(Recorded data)
+--

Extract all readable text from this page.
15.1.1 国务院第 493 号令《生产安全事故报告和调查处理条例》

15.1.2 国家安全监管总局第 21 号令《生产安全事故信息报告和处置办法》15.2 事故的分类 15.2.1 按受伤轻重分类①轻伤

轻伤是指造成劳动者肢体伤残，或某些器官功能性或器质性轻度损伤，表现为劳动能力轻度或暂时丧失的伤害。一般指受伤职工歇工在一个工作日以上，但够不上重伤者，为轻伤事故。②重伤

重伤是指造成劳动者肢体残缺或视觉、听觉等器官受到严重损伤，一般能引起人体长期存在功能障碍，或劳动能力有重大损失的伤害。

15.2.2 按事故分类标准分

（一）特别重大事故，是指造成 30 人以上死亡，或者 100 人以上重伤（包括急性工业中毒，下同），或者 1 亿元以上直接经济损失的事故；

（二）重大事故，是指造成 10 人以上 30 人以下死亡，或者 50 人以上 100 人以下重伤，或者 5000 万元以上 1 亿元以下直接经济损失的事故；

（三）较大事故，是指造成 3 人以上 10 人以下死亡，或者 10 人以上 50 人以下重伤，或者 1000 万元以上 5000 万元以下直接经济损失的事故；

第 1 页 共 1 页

+--

Tally up the lines in the records that contain the word "万元以上" and give only the total.

2